Work through the following lines and count those that hold the word "year". Reply with that number only.

[start MATERIAL TO PROCESS]

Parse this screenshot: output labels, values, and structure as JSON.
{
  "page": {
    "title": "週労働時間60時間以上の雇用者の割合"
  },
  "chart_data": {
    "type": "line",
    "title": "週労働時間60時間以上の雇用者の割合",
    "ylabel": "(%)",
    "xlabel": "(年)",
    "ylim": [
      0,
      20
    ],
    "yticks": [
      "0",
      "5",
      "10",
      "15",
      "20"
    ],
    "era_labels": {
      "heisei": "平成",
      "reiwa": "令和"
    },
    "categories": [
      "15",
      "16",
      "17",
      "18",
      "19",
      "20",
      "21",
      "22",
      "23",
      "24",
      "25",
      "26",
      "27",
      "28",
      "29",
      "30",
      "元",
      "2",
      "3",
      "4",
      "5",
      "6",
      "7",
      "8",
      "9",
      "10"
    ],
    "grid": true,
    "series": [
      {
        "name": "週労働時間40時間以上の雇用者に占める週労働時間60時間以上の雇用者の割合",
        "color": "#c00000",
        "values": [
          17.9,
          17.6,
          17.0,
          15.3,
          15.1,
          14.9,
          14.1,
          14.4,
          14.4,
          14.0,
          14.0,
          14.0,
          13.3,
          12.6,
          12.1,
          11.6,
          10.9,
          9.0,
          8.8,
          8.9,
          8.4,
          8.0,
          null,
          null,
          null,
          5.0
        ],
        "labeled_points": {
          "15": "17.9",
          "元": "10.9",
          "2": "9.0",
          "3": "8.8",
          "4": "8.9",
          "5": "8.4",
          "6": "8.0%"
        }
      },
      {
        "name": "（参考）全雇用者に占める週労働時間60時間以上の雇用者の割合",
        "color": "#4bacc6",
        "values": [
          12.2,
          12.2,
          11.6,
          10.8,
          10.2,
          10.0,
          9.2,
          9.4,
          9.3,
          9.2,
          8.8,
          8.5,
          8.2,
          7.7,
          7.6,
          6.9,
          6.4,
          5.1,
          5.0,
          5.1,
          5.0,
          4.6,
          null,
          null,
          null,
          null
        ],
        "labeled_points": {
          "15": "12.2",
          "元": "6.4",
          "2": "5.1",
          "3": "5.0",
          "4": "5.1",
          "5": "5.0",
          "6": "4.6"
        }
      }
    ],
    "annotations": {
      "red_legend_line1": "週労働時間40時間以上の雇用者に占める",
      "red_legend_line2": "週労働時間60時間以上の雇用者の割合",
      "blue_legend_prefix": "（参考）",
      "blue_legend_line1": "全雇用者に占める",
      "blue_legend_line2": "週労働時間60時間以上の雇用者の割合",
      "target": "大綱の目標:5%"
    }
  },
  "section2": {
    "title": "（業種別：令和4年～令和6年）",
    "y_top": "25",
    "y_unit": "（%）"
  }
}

[end MATERIAL TO PROCESS]
[start MATERIAL TO PROCESS]

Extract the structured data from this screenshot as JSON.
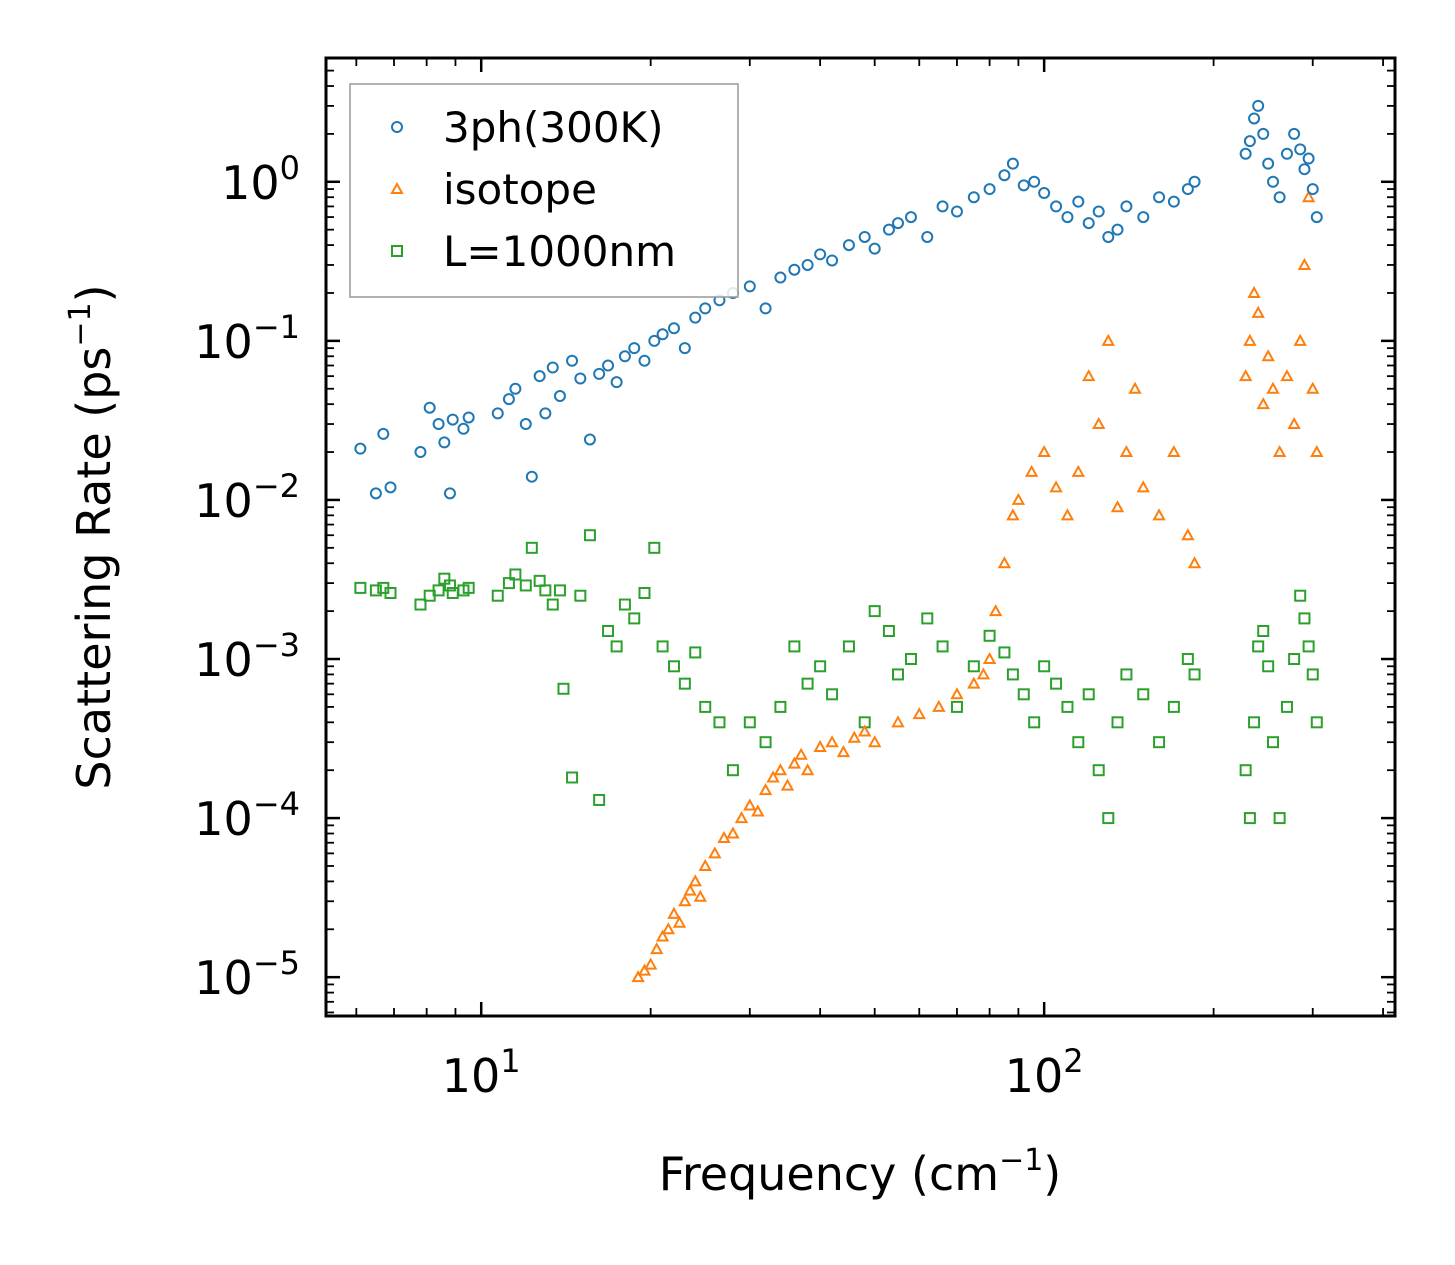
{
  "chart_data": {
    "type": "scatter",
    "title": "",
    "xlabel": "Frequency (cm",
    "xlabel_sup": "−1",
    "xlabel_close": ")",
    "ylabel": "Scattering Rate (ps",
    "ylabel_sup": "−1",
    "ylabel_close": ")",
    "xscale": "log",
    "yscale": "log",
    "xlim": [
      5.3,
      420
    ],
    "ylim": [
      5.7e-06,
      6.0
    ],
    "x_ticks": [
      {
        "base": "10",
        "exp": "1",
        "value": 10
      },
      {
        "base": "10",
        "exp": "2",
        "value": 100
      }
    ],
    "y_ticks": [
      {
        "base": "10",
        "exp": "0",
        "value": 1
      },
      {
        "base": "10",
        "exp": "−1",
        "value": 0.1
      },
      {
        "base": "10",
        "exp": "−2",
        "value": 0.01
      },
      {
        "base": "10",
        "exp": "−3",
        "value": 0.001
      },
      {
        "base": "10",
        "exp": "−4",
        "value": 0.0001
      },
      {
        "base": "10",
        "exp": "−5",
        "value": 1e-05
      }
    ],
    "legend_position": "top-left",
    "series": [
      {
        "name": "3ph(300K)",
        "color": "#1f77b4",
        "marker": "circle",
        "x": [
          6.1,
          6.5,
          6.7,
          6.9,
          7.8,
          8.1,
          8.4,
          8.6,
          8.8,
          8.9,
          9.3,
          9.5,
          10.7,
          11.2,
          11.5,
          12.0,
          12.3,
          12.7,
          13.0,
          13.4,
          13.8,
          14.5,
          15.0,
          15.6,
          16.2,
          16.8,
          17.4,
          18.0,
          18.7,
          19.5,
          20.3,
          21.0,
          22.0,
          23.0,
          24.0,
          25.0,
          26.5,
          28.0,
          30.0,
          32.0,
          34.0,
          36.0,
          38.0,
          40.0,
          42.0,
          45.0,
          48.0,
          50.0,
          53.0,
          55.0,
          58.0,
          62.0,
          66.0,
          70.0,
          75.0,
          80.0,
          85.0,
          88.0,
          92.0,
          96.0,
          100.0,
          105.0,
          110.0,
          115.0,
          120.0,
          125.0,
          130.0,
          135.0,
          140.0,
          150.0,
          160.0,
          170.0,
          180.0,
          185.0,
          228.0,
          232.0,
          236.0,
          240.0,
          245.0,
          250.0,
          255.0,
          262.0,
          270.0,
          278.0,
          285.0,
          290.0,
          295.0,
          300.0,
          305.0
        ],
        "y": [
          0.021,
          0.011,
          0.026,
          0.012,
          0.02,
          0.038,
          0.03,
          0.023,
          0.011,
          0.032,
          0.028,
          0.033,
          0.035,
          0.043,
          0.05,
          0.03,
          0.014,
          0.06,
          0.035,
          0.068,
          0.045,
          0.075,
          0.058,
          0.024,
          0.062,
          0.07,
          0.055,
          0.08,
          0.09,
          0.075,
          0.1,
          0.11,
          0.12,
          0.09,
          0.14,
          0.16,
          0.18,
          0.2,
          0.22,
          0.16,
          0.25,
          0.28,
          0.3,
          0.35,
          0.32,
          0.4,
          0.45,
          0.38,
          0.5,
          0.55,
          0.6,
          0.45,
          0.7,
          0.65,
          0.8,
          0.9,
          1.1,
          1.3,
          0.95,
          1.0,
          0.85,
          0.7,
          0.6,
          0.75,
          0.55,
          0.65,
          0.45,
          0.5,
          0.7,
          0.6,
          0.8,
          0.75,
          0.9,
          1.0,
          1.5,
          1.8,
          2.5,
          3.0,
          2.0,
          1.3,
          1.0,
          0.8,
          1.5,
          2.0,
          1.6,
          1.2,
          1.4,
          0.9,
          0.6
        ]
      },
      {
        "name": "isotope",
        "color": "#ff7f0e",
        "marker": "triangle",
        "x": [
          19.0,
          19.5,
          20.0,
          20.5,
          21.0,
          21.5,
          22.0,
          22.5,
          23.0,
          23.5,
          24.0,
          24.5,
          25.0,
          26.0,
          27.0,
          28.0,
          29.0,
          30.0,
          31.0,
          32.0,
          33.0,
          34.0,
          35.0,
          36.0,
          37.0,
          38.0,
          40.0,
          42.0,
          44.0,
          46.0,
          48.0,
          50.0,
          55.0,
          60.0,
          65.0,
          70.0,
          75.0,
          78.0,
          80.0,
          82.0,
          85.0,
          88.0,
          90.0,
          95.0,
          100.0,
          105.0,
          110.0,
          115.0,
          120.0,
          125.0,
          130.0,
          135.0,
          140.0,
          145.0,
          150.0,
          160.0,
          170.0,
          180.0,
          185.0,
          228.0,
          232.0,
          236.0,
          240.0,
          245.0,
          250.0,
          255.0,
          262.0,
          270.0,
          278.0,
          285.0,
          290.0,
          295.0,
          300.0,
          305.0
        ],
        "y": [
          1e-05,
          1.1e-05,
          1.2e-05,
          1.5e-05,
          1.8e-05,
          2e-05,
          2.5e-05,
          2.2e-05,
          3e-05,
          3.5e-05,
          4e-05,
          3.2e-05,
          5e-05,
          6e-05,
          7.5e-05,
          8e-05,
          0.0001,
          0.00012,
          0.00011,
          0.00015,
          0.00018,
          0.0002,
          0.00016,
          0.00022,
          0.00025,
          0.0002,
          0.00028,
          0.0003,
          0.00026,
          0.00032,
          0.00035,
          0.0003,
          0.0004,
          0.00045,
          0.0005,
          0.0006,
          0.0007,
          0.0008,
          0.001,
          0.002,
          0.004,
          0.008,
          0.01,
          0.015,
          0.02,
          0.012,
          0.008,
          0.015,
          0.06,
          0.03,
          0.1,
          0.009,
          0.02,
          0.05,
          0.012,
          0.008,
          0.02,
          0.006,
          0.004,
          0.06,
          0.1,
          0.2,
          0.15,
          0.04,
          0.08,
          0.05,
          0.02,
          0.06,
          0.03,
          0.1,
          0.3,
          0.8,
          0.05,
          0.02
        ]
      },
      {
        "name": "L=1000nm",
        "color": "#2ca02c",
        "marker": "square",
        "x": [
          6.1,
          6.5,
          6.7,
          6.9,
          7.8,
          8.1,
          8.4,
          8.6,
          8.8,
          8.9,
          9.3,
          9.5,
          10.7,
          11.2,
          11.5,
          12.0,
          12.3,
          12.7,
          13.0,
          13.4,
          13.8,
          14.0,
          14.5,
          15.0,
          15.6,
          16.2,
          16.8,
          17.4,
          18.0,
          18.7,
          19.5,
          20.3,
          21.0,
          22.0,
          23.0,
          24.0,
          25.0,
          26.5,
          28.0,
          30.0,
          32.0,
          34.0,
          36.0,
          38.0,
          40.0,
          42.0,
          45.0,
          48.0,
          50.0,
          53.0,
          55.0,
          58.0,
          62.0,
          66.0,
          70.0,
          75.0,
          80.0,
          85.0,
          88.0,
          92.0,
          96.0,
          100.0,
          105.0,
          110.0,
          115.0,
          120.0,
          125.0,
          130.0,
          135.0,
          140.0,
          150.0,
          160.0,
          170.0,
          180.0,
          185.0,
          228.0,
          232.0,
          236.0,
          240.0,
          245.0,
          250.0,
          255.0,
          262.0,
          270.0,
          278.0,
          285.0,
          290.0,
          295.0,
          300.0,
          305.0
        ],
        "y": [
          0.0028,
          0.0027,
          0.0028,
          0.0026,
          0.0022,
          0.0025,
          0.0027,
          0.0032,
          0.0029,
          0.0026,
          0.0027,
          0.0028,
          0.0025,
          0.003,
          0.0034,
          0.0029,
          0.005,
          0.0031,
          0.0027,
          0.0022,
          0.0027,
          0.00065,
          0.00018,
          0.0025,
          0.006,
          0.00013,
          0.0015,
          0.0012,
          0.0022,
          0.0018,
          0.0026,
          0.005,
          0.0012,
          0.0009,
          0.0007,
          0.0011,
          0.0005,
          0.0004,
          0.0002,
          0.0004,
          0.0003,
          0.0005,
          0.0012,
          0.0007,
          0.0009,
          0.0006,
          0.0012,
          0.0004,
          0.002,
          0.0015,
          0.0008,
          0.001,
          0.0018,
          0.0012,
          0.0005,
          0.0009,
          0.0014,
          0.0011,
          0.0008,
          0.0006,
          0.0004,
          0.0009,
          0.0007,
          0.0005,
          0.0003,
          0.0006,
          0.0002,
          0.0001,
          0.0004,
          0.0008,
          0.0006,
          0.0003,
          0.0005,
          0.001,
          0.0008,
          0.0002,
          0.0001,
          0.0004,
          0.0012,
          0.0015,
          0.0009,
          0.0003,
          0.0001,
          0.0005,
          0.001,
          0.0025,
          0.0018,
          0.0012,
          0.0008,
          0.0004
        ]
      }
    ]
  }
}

[end MATERIAL TO PROCESS]
[start MATERIAL TO PROCESS]

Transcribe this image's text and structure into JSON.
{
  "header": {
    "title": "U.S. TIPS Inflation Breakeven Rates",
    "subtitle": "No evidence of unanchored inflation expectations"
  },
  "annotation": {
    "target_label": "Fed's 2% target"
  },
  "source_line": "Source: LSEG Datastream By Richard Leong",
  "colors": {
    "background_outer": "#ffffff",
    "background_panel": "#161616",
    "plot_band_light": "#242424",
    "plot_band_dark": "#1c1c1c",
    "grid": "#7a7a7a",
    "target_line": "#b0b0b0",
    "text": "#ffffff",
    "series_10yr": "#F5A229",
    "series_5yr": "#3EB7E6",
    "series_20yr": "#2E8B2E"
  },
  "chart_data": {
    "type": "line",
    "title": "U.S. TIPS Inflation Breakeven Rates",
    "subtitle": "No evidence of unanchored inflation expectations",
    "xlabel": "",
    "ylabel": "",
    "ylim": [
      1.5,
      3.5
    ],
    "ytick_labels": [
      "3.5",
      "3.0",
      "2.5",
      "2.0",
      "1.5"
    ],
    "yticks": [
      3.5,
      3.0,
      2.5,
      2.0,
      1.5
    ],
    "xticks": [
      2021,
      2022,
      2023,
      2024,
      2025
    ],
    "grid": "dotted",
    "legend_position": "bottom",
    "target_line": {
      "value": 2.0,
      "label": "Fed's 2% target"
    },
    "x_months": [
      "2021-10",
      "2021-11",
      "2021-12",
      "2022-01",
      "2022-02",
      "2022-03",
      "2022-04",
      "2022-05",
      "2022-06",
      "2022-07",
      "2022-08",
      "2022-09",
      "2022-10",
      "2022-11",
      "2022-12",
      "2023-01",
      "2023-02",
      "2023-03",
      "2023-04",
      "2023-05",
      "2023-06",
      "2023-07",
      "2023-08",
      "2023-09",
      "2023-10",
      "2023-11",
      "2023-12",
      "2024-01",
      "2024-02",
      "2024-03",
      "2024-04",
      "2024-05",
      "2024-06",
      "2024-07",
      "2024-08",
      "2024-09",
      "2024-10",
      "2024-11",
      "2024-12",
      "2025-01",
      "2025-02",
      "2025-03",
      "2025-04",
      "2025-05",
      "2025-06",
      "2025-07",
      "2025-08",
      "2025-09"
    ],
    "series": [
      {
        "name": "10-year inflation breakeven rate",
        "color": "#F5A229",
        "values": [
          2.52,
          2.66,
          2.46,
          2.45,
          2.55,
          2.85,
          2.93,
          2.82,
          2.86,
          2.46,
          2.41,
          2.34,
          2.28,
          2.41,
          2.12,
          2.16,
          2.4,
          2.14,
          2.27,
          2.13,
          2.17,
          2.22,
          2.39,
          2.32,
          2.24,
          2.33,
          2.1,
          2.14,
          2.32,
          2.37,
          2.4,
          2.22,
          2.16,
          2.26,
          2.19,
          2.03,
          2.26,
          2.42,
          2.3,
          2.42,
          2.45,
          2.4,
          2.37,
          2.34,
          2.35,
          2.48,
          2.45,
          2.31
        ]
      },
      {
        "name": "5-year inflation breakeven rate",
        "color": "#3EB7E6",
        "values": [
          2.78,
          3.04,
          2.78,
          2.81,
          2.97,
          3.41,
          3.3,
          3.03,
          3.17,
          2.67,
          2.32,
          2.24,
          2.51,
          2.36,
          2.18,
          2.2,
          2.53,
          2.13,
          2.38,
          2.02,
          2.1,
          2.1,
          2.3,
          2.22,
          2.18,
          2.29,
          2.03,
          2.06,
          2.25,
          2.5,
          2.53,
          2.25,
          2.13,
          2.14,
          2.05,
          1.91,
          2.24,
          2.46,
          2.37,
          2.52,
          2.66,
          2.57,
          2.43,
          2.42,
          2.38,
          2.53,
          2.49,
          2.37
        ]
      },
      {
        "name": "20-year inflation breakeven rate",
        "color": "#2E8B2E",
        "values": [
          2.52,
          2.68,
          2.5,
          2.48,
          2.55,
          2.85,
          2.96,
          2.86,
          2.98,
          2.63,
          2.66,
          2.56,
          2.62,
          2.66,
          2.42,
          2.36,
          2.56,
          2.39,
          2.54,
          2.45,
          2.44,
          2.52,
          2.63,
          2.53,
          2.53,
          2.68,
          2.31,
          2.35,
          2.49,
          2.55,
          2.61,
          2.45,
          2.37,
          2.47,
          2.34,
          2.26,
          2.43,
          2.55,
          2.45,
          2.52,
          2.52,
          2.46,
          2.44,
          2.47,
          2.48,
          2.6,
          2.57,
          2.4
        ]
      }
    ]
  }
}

[end MATERIAL TO PROCESS]

## RIGHT ANSWER
3